Exercise: Print all entries precisely as they are written.

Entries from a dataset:

-------------------------

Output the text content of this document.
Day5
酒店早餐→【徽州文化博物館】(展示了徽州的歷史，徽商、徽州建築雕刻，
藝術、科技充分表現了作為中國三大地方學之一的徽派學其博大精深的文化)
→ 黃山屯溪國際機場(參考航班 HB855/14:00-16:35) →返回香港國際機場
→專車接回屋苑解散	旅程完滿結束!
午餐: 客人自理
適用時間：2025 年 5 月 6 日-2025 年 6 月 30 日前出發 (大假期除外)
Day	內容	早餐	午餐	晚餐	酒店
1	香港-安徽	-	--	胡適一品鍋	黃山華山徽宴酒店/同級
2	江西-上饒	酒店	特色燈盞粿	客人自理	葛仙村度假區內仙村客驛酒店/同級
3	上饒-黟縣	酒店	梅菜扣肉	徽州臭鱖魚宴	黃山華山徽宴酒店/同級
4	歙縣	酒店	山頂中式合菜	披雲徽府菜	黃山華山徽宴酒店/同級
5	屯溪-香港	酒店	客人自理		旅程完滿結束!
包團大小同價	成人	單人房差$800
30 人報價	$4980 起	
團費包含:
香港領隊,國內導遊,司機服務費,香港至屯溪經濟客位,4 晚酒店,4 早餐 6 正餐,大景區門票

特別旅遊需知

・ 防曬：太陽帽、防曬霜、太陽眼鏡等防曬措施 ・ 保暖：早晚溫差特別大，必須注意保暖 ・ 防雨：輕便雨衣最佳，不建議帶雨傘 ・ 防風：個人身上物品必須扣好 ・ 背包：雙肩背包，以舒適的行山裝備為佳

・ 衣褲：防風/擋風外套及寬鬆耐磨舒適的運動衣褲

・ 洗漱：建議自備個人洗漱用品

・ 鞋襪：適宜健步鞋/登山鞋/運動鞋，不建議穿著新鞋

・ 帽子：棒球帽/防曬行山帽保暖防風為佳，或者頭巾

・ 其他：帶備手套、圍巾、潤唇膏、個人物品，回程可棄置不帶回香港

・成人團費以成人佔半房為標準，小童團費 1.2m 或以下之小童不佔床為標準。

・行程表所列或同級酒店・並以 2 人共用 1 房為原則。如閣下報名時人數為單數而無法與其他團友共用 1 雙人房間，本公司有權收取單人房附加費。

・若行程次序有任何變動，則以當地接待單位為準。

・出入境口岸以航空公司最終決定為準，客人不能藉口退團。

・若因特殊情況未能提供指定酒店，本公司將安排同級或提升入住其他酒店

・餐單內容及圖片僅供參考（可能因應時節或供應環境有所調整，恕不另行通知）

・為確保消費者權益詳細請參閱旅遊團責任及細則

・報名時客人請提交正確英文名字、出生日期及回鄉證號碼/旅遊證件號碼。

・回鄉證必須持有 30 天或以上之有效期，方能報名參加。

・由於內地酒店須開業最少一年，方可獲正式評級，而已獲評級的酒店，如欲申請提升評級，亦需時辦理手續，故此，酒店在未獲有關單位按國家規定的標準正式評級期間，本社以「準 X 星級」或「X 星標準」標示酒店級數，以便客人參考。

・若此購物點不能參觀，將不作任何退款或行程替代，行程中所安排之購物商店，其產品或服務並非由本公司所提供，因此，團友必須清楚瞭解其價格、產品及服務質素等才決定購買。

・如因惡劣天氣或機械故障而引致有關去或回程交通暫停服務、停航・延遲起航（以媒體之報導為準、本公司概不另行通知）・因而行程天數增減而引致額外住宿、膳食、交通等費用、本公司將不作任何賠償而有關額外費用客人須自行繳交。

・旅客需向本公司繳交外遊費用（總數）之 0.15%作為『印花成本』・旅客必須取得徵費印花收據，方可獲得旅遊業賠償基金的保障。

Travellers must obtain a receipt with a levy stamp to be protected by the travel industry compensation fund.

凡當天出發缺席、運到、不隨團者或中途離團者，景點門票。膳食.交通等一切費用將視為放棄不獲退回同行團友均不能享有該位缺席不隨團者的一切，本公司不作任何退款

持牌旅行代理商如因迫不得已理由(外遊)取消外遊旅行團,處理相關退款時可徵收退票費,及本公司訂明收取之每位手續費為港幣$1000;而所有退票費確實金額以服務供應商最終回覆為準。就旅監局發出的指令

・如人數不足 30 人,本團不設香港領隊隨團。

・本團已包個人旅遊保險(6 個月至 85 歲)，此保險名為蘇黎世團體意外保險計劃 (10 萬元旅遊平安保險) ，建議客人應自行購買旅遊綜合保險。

-------------------------

Written answer:
Output the text content of this document.
Day5
酒店早餐→【徽州文化博物館】(展示了徽州的歷史，徽商、徽州建築雕刻，
藝術、科技充分表現了作為中國三大地方學之一的徽派學其博大精深的文化)
→ 黃山屯溪國際機場(參考航班 HB855/14:00-16:35) →返回香港國際機場
→專車接回屋苑解散	旅程完滿結束!
午餐: 客人自理
適用時間：2025 年 5 月 6 日-2025 年 6 月 30 日前出發 (大假期除外)
Day	內容	早餐	午餐	晚餐	酒店
1	香港-安徽	-	--	胡適一品鍋	黃山華山徽宴酒店/同級
2	江西-上饒	酒店	特色燈盞粿	客人自理	葛仙村度假區內仙村客驛酒店/同級
3	上饒-黟縣	酒店	梅菜扣肉	徽州臭鱖魚宴	黃山華山徽宴酒店/同級
4	歙縣	酒店	山頂中式合菜	披雲徽府菜	黃山華山徽宴酒店/同級
5	屯溪-香港	酒店	客人自理		旅程完滿結束!
包團大小同價	成人	單人房差$800
30 人報價	$4980 起	
團費包含:
香港領隊,國內導遊,司機服務費,香港至屯溪經濟客位,4 晚酒店,4 早餐 6 正餐,大景區門票

特別旅遊需知

・ 防曬：太陽帽、防曬霜、太陽眼鏡等防曬措施 ・ 保暖：早晚溫差特別大，必須注意保暖 ・ 防雨：輕便雨衣最佳，不建議帶雨傘 ・ 防風：個人身上物品必須扣好 ・ 背包：雙肩背包，以舒適的行山裝備為佳

・ 衣褲：防風/擋風外套及寬鬆耐磨舒適的運動衣褲

・ 洗漱：建議自備個人洗漱用品

・ 鞋襪：適宜健步鞋/登山鞋/運動鞋，不建議穿著新鞋

・ 帽子：棒球帽/防曬行山帽保暖防風為佳，或者頭巾

・ 其他：帶備手套、圍巾、潤唇膏、個人物品，回程可棄置不帶回香港

・成人團費以成人佔半房為標準，小童團費 1.2m 或以下之小童不佔床為標準。

・行程表所列或同級酒店・並以 2 人共用 1 房為原則。如閣下報名時人數為單數而無法與其他團友共用 1 雙人房間，本公司有權收取單人房附加費。

・若行程次序有任何變動，則以當地接待單位為準。

・出入境口岸以航空公司最終決定為準，客人不能藉口退團。

・若因特殊情況未能提供指定酒店，本公司將安排同級或提升入住其他酒店

・餐單內容及圖片僅供參考（可能因應時節或供應環境有所調整，恕不另行通知）

・為確保消費者權益詳細請參閱旅遊團責任及細則

・報名時客人請提交正確英文名字、出生日期及回鄉證號碼/旅遊證件號碼。

・回鄉證必須持有 30 天或以上之有效期，方能報名參加。

・由於內地酒店須開業最少一年，方可獲正式評級，而已獲評級的酒店，如欲申請提升評級，亦需時辦理手續，故此，酒店在未獲有關單位按國家規定的標準正式評級期間，本社以「準 X 星級」或「X 星標準」標示酒店級數，以便客人參考。

・若此購物點不能參觀，將不作任何退款或行程替代，行程中所安排之購物商店，其產品或服務並非由本公司所提供，因此，團友必須清楚瞭解其價格、產品及服務質素等才決定購買。

・如因惡劣天氣或機械故障而引致有關去或回程交通暫停服務、停航・延遲起航（以媒體之報導為準、本公司概不另行通知）・因而行程天數增減而引致額外住宿、膳食、交通等費用、本公司將不作任何賠償而有關額外費用客人須自行繳交。

・旅客需向本公司繳交外遊費用（總數）之 0.15%作為『印花成本』・旅客必須取得徵費印花收據，方可獲得旅遊業賠償基金的保障。

Travellers must obtain a receipt with a levy stamp to be protected by the travel industry compensation fund.

凡當天出發缺席、運到、不隨團者或中途離團者，景點門票。膳食.交通等一切費用將視為放棄不獲退回同行團友均不能享有該位缺席不隨團者的一切，本公司不作任何退款

持牌旅行代理商如因迫不得已理由(外遊)取消外遊旅行團,處理相關退款時可徵收退票費,及本公司訂明收取之每位手續費為港幣$1000;而所有退票費確實金額以服務供應商最終回覆為準。就旅監局發出的指令

・如人數不足 30 人,本團不設香港領隊隨團。

・本團已包個人旅遊保險(6 個月至 85 歲)，此保險名為蘇黎世團體意外保險計劃 (10 萬元旅遊平安保險) ，建議客人應自行購買旅遊綜合保險。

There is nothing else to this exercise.